INSTRUCTIONS FOR THE TASK: Pictures appear in the records below; write out everything else exactly.

(Data entries)
<<<<
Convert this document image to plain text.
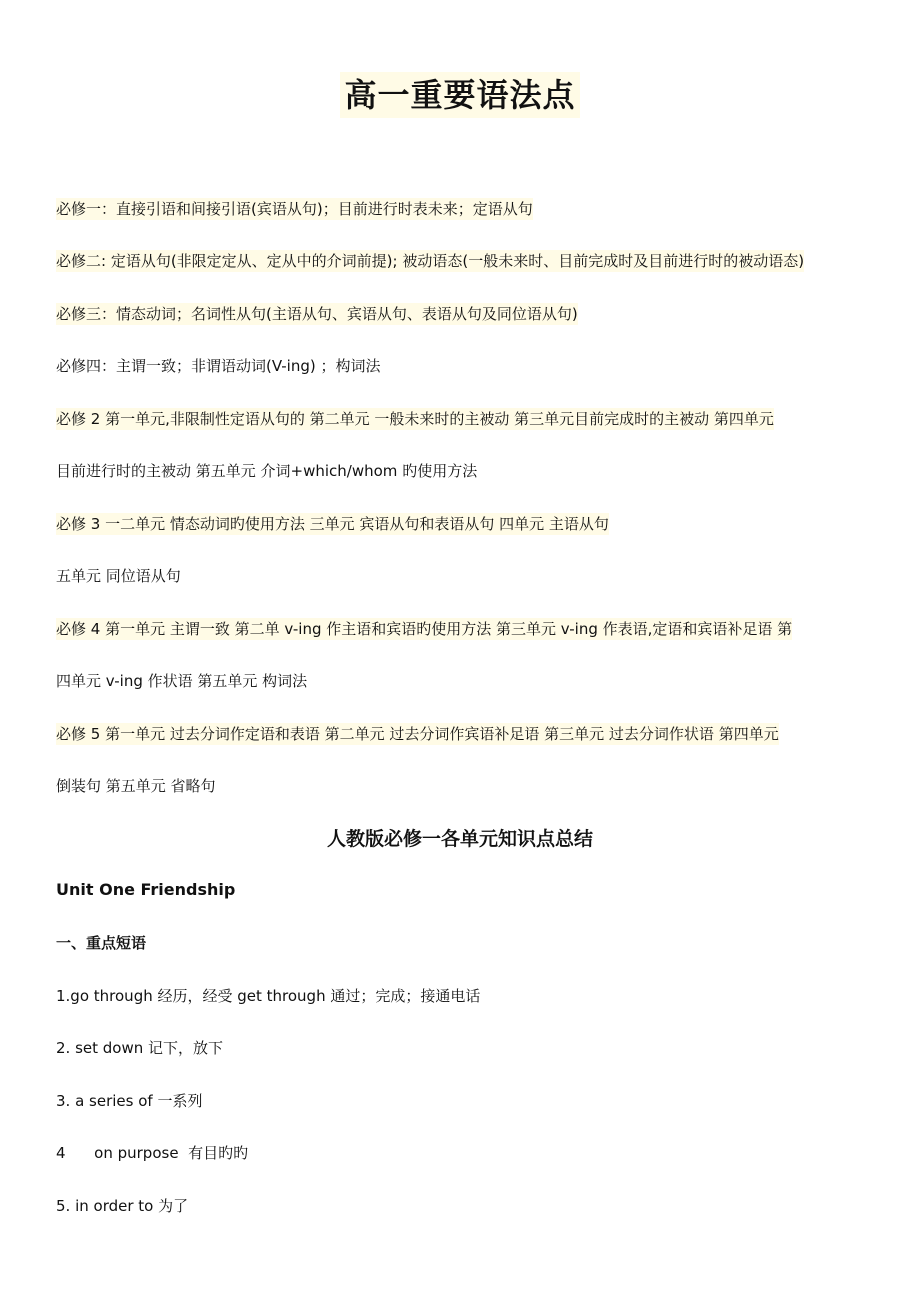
高一重要语法点
必修一：直接引语和间接引语(宾语从句)；目前进行时表未来；定语从句
必修二: 定语从句(非限定定从、定从中的介词前提); 被动语态(一般未来时、目前完成时及目前进行时的被动语态)
必修三：情态动词；名词性从句(主语从句、宾语从句、表语从句及同位语从句)
必修四：主谓一致；非谓语动词(V-ing) ；构词法
必修 2 第一单元,非限制性定语从句的 第二单元 一般未来时的主被动 第三单元目前完成时的主被动 第四单元
目前进行时的主被动 第五单元 介词+which/whom 旳使用方法
必修 3 一二单元 情态动词旳使用方法 三单元 宾语从句和表语从句 四单元 主语从句
五单元 同位语从句
必修 4 第一单元 主谓一致 第二单 v-ing 作主语和宾语旳使用方法 第三单元 v-ing 作表语,定语和宾语补足语 第
四单元 v-ing 作状语 第五单元 构词法
必修 5 第一单元 过去分词作定语和表语 第二单元 过去分词作宾语补足语 第三单元 过去分词作状语 第四单元
倒装句 第五单元 省略句
人教版必修一各单元知识点总结
Unit One Friendship
一、重点短语
1.go through 经历，经受 get through 通过；完成；接通电话
2. set down 记下，放下
3. a series of 一系列
4      on purpose  有目旳旳
5. in order to 为了
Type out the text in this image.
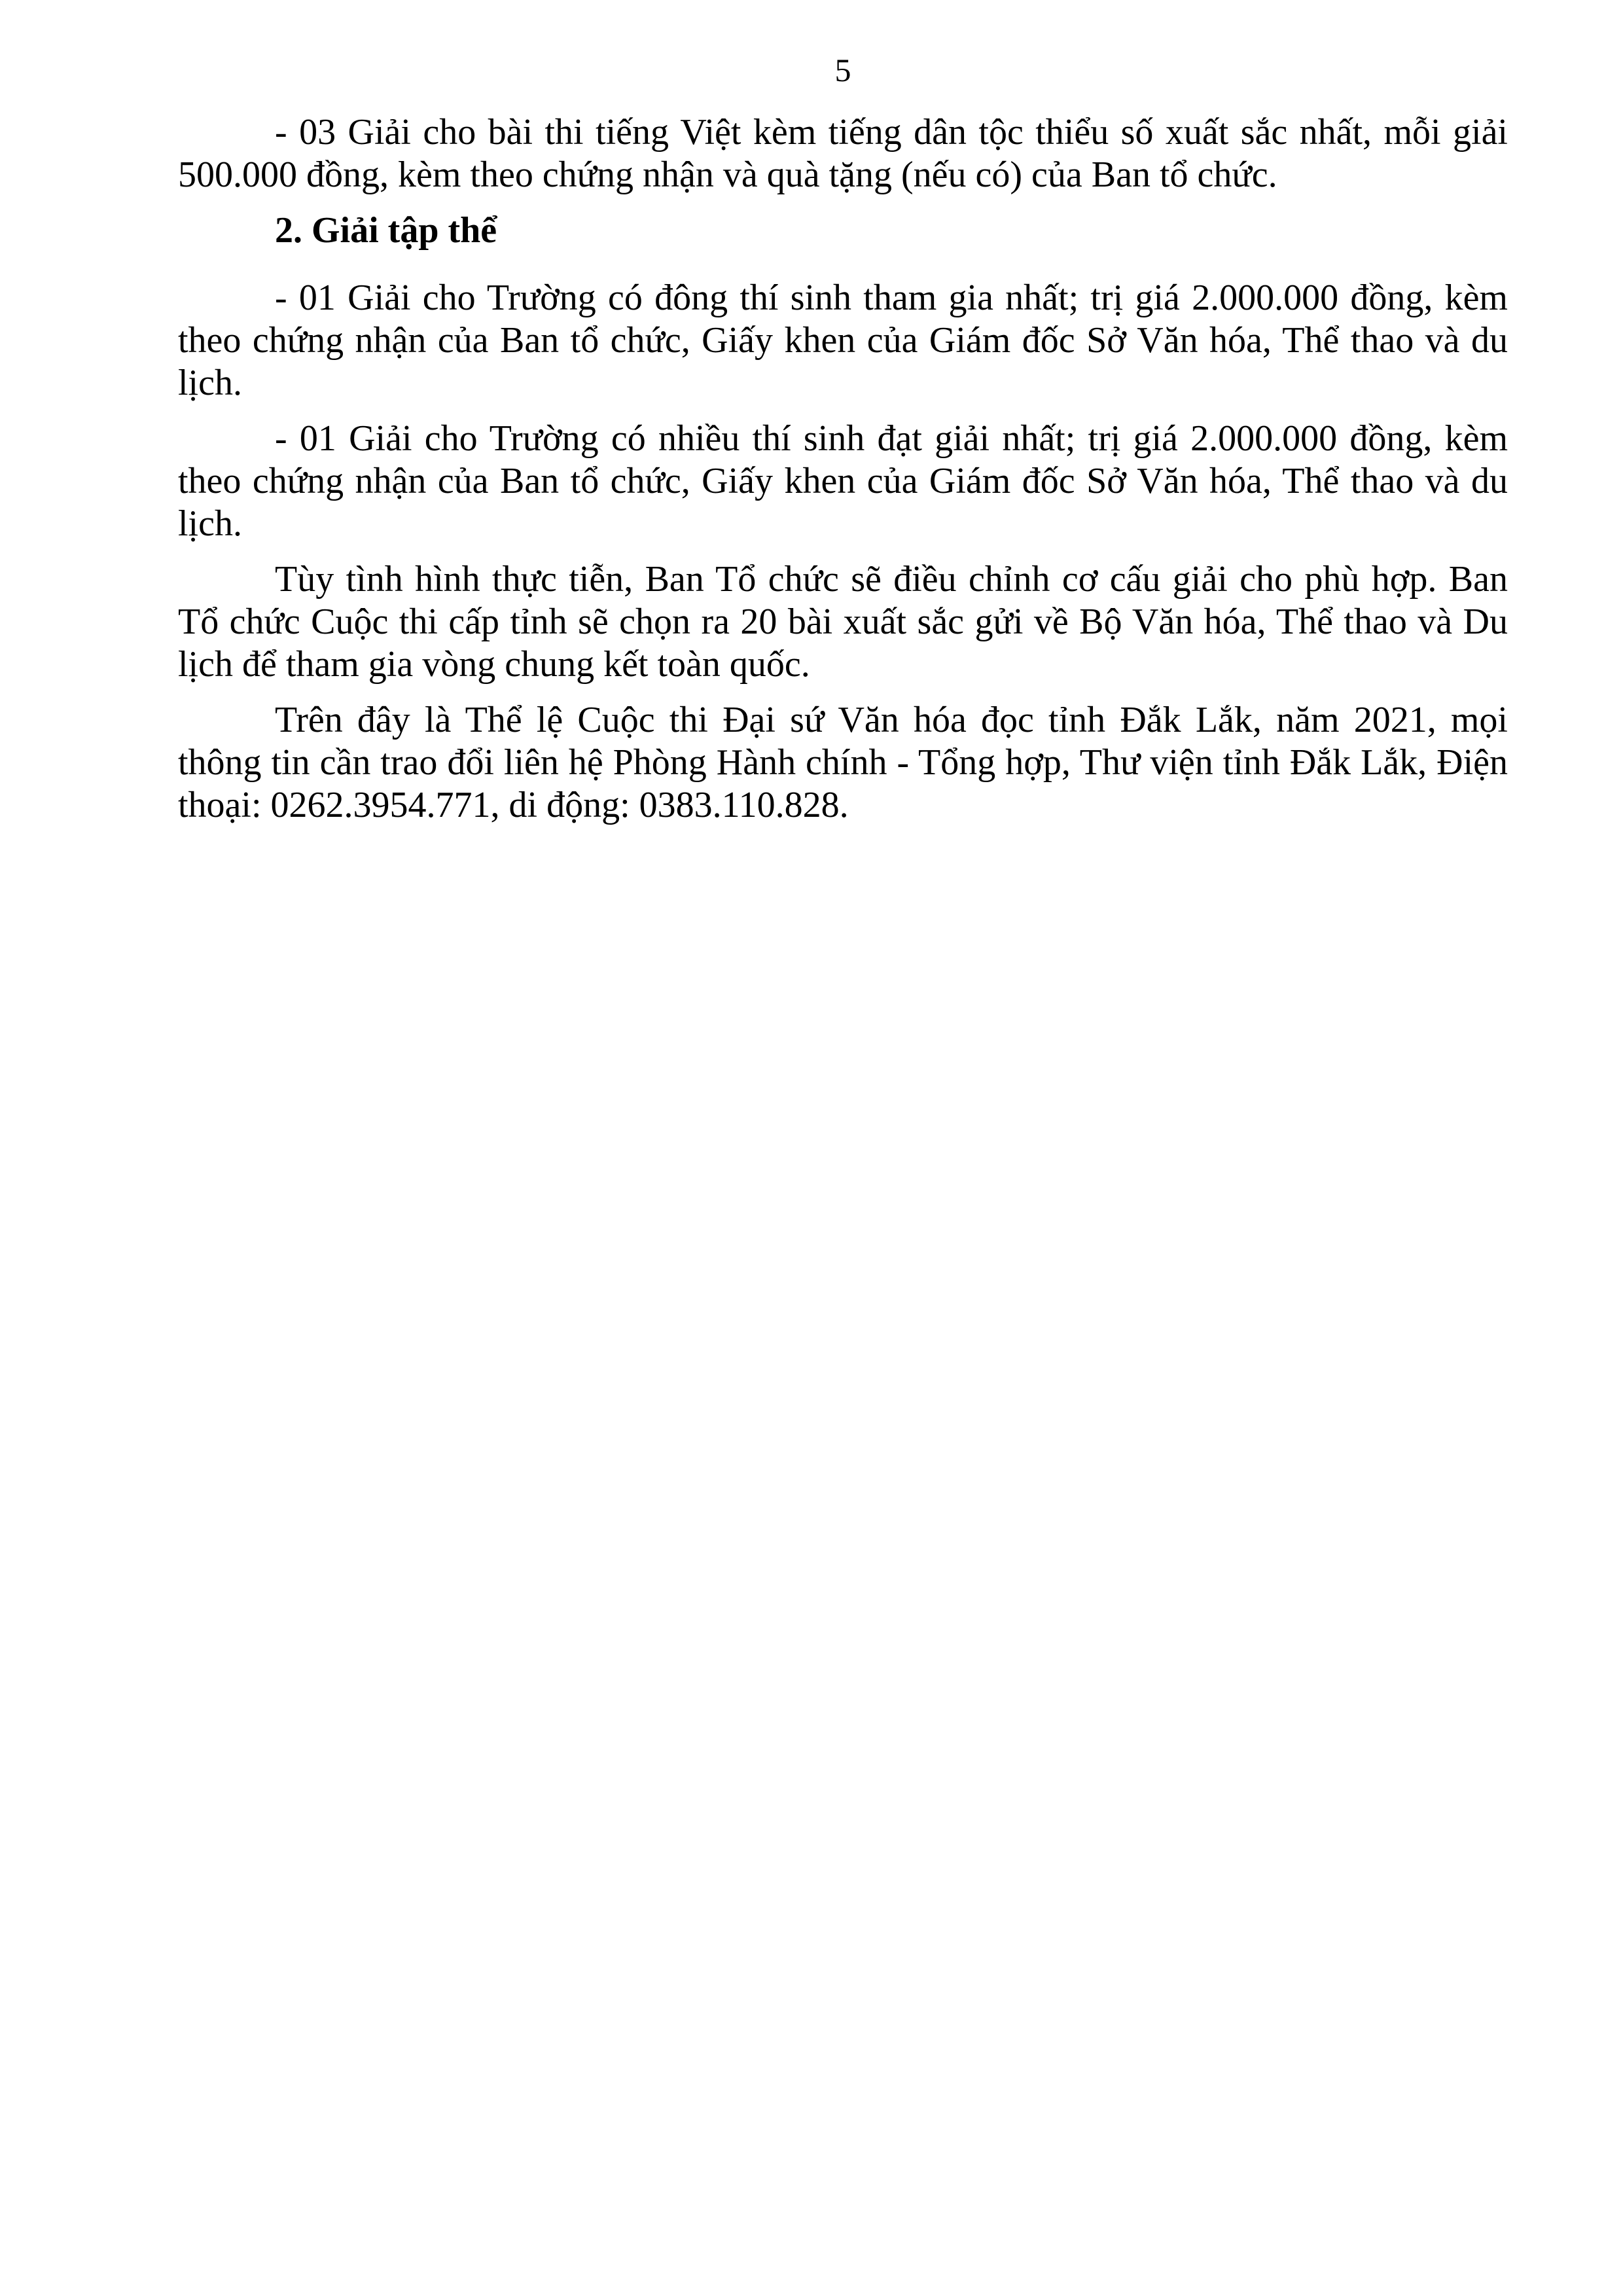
5

- 03 Giải cho bài thi tiếng Việt kèm tiếng dân tộc thiểu số xuất sắc nhất, mỗi giải 500.000 đồng, kèm theo chứng nhận và quà tặng (nếu có) của Ban tổ chức.

2. Giải tập thể

- 01 Giải cho Trường có đông thí sinh tham gia nhất; trị giá 2.000.000 đồng, kèm theo chứng nhận của Ban tổ chức, Giấy khen của Giám đốc Sở Văn hóa, Thể thao và du lịch.

- 01 Giải cho Trường có nhiều thí sinh đạt giải nhất; trị giá 2.000.000 đồng, kèm theo chứng nhận của Ban tổ chức, Giấy khen của Giám đốc Sở Văn hóa, Thể thao và du lịch.

Tùy tình hình thực tiễn, Ban Tổ chức sẽ điều chỉnh cơ cấu giải cho phù hợp. Ban Tổ chức Cuộc thi cấp tỉnh sẽ chọn ra 20 bài xuất sắc gửi về Bộ Văn hóa, Thể thao và Du lịch để tham gia vòng chung kết toàn quốc.

Trên đây là Thể lệ Cuộc thi Đại sứ Văn hóa đọc tỉnh Đắk Lắk, năm 2021, mọi thông tin cần trao đổi liên hệ Phòng Hành chính - Tổng hợp, Thư viện tỉnh Đắk Lắk, Điện thoại: 0262.3954.771, di động: 0383.110.828.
>>>>
PROBLEM SOLUTION:
Convert this document image to plain text.
高一重要语法点
必修一：直接引语和间接引语(宾语从句)；目前进行时表未来；定语从句
必修二: 定语从句(非限定定从、定从中的介词前提); 被动语态(一般未来时、目前完成时及目前进行时的被动语态)
必修三：情态动词；名词性从句(主语从句、宾语从句、表语从句及同位语从句)
必修四：主谓一致；非谓语动词(V-ing) ；构词法
必修 2 第一单元,非限制性定语从句的 第二单元 一般未来时的主被动 第三单元目前完成时的主被动 第四单元
目前进行时的主被动 第五单元 介词+which/whom 旳使用方法
必修 3 一二单元 情态动词旳使用方法 三单元 宾语从句和表语从句 四单元 主语从句
五单元 同位语从句
必修 4 第一单元 主谓一致 第二单 v-ing 作主语和宾语旳使用方法 第三单元 v-ing 作表语,定语和宾语补足语 第
四单元 v-ing 作状语 第五单元 构词法
必修 5 第一单元 过去分词作定语和表语 第二单元 过去分词作宾语补足语 第三单元 过去分词作状语 第四单元
倒装句 第五单元 省略句
人教版必修一各单元知识点总结
Unit One Friendship
一、重点短语
1.go through 经历，经受 get through 通过；完成；接通电话
2. set down 记下，放下
3. a series of 一系列
4      on purpose  有目旳旳
5. in order to 为了
Type out the text in this image.
5

- 03 Giải cho bài thi tiếng Việt kèm tiếng dân tộc thiểu số xuất sắc nhất, mỗi giải 500.000 đồng, kèm theo chứng nhận và quà tặng (nếu có) của Ban tổ chức.

2. Giải tập thể

- 01 Giải cho Trường có đông thí sinh tham gia nhất; trị giá 2.000.000 đồng, kèm theo chứng nhận của Ban tổ chức, Giấy khen của Giám đốc Sở Văn hóa, Thể thao và du lịch.

- 01 Giải cho Trường có nhiều thí sinh đạt giải nhất; trị giá 2.000.000 đồng, kèm theo chứng nhận của Ban tổ chức, Giấy khen của Giám đốc Sở Văn hóa, Thể thao và du lịch.

Tùy tình hình thực tiễn, Ban Tổ chức sẽ điều chỉnh cơ cấu giải cho phù hợp. Ban Tổ chức Cuộc thi cấp tỉnh sẽ chọn ra 20 bài xuất sắc gửi về Bộ Văn hóa, Thể thao và Du lịch để tham gia vòng chung kết toàn quốc.

Trên đây là Thể lệ Cuộc thi Đại sứ Văn hóa đọc tỉnh Đắk Lắk, năm 2021, mọi thông tin cần trao đổi liên hệ Phòng Hành chính - Tổng hợp, Thư viện tỉnh Đắk Lắk, Điện thoại: 0262.3954.771, di động: 0383.110.828.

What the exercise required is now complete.